▶ **Aim**
Select and reproduce each line of the listing below that bears the string "JSON".

:::::

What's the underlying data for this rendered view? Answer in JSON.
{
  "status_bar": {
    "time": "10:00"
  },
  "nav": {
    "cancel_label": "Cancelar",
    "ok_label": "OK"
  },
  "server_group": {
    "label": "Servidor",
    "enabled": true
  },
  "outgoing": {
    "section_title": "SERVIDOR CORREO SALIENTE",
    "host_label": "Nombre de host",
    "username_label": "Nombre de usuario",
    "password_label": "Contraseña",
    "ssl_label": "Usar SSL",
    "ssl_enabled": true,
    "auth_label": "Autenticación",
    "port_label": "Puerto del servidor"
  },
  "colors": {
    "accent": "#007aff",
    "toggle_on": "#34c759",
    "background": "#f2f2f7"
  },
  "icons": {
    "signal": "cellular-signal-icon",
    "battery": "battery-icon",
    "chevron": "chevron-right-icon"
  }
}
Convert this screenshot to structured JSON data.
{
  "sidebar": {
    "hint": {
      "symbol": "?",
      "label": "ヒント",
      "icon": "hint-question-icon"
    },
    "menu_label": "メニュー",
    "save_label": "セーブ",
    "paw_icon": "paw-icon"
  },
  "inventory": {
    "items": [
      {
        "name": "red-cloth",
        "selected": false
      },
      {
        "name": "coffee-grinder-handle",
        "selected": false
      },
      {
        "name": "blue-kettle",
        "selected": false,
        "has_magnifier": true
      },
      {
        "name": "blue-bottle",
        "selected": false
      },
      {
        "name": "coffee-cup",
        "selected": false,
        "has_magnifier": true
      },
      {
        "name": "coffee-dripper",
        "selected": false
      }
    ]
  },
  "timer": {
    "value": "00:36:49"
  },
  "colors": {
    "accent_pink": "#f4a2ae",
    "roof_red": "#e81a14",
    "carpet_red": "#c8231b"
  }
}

:::::

▶ **Written answer**
What's the underlying data for this rendered view? Answer in JSON.
Convert this screenshot to structured JSON data.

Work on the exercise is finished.